• _Task to carry out_
Write out the material exactly. Do not include the pictures.

[Saved data entries]
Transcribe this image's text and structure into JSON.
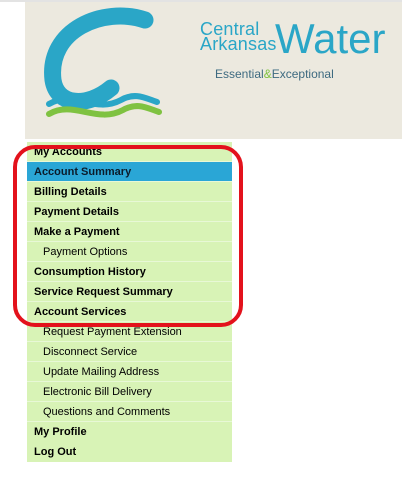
{
  "brand": {
    "line1": "Central",
    "line2": "Arkansas",
    "word": "Water",
    "tagline_a": "Essential",
    "tagline_amp": "&",
    "tagline_b": "Exceptional"
  },
  "colors": {
    "brand_blue": "#2aa6c7",
    "menu_bg": "#d8f3b6",
    "selected_bg": "#2aa6d6",
    "highlight_red": "#e3121c",
    "header_bg": "#ece9df"
  },
  "menu": {
    "my_accounts": "My Accounts",
    "account_summary": "Account Summary",
    "billing_details": "Billing Details",
    "payment_details": "Payment Details",
    "make_a_payment": "Make a Payment",
    "payment_options": "Payment Options",
    "consumption_history": "Consumption History",
    "service_request_summary": "Service Request Summary",
    "account_services": "Account Services",
    "request_payment_extension": "Request Payment Extension",
    "disconnect_service": "Disconnect Service",
    "update_mailing_address": "Update Mailing Address",
    "electronic_bill_delivery": "Electronic Bill Delivery",
    "questions_and_comments": "Questions and Comments",
    "my_profile": "My Profile",
    "log_out": "Log Out"
  }
}
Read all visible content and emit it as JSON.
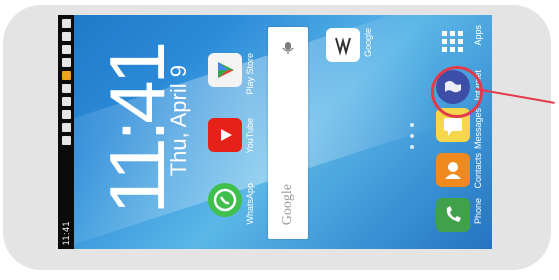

• _Answer to this task_
Transcribe this image's text and structure into JSON.
{
  "brand": {
    "line1": "Central",
    "line2": "Arkansas",
    "word": "Water",
    "tagline_a": "Essential",
    "tagline_amp": "&",
    "tagline_b": "Exceptional"
  },
  "colors": {
    "brand_blue": "#2aa6c7",
    "menu_bg": "#d8f3b6",
    "selected_bg": "#2aa6d6",
    "highlight_red": "#e3121c",
    "header_bg": "#ece9df"
  },
  "menu": {
    "my_accounts": "My Accounts",
    "account_summary": "Account Summary",
    "billing_details": "Billing Details",
    "payment_details": "Payment Details",
    "make_a_payment": "Make a Payment",
    "payment_options": "Payment Options",
    "consumption_history": "Consumption History",
    "service_request_summary": "Service Request Summary",
    "account_services": "Account Services",
    "request_payment_extension": "Request Payment Extension",
    "disconnect_service": "Disconnect Service",
    "update_mailing_address": "Update Mailing Address",
    "electronic_bill_delivery": "Electronic Bill Delivery",
    "questions_and_comments": "Questions and Comments",
    "my_profile": "My Profile",
    "log_out": "Log Out"
  }
}
Read all visible content and emit it as JSON.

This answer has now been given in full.